# [TASK DIRECTIONS]
Search the data for the string "人生中的问题也是解不完的" and gather each line it is in.

# [RECORDED DATA]
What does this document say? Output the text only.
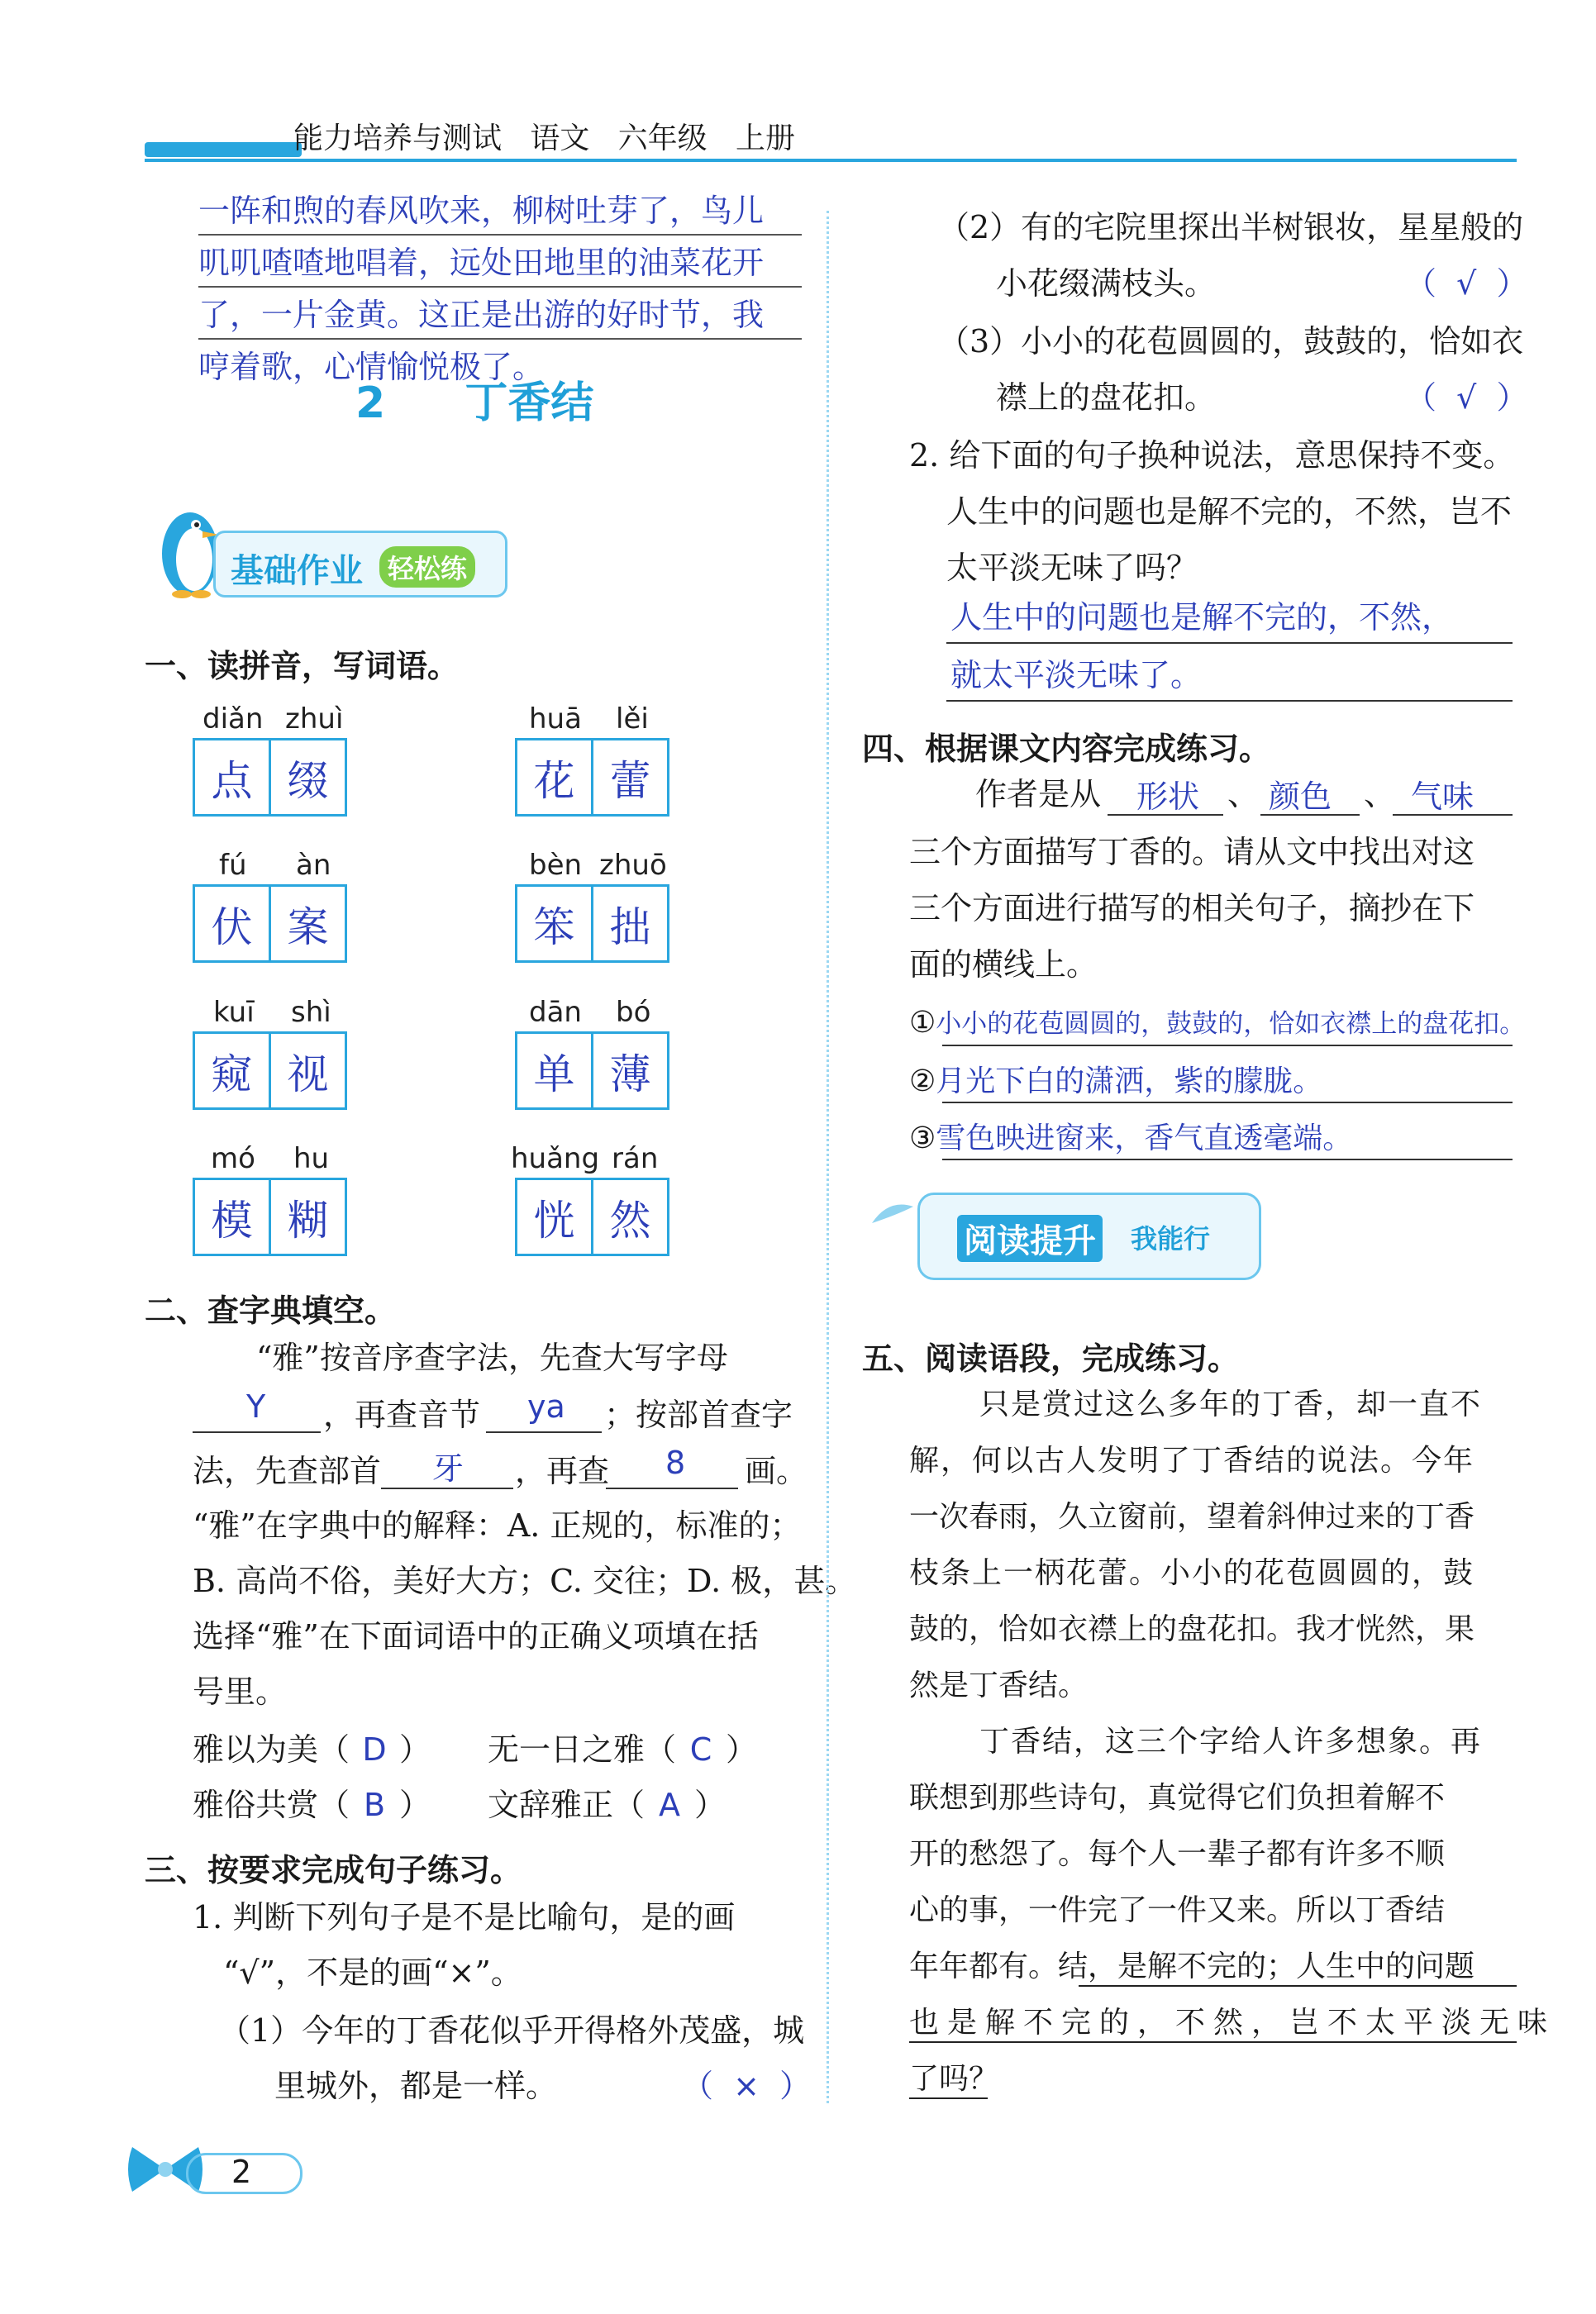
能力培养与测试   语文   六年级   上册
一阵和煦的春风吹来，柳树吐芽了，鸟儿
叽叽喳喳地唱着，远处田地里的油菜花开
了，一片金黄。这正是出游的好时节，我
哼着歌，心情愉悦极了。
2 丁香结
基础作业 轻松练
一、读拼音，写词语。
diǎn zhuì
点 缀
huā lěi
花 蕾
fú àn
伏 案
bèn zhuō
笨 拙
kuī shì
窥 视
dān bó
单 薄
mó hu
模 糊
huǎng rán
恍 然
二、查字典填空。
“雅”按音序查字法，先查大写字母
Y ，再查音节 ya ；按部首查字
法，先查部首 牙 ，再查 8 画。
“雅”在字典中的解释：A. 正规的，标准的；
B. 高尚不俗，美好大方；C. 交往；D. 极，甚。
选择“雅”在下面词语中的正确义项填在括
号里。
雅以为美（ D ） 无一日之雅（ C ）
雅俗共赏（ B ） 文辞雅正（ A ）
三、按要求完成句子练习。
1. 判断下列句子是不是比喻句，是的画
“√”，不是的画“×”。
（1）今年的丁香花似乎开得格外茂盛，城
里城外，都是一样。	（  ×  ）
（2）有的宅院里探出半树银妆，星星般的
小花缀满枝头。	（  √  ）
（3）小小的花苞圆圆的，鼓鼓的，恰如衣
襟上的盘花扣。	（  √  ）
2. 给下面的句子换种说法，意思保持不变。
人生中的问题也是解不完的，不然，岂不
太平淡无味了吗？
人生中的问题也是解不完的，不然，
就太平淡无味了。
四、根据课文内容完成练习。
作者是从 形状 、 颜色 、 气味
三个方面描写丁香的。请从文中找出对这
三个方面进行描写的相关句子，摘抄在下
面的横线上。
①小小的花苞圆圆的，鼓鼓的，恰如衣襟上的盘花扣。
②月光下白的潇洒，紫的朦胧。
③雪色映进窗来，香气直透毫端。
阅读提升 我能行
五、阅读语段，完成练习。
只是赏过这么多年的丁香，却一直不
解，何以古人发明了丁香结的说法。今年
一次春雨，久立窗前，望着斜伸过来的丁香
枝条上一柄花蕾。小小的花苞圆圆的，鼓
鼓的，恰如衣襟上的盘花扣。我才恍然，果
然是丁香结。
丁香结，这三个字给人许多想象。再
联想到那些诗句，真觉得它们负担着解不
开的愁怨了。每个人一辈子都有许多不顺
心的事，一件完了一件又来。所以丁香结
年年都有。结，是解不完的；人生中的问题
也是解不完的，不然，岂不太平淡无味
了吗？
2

# [CORRECT RESULT]
人生中的问题也是解不完的，不然，岂不
人生中的问题也是解不完的，不然，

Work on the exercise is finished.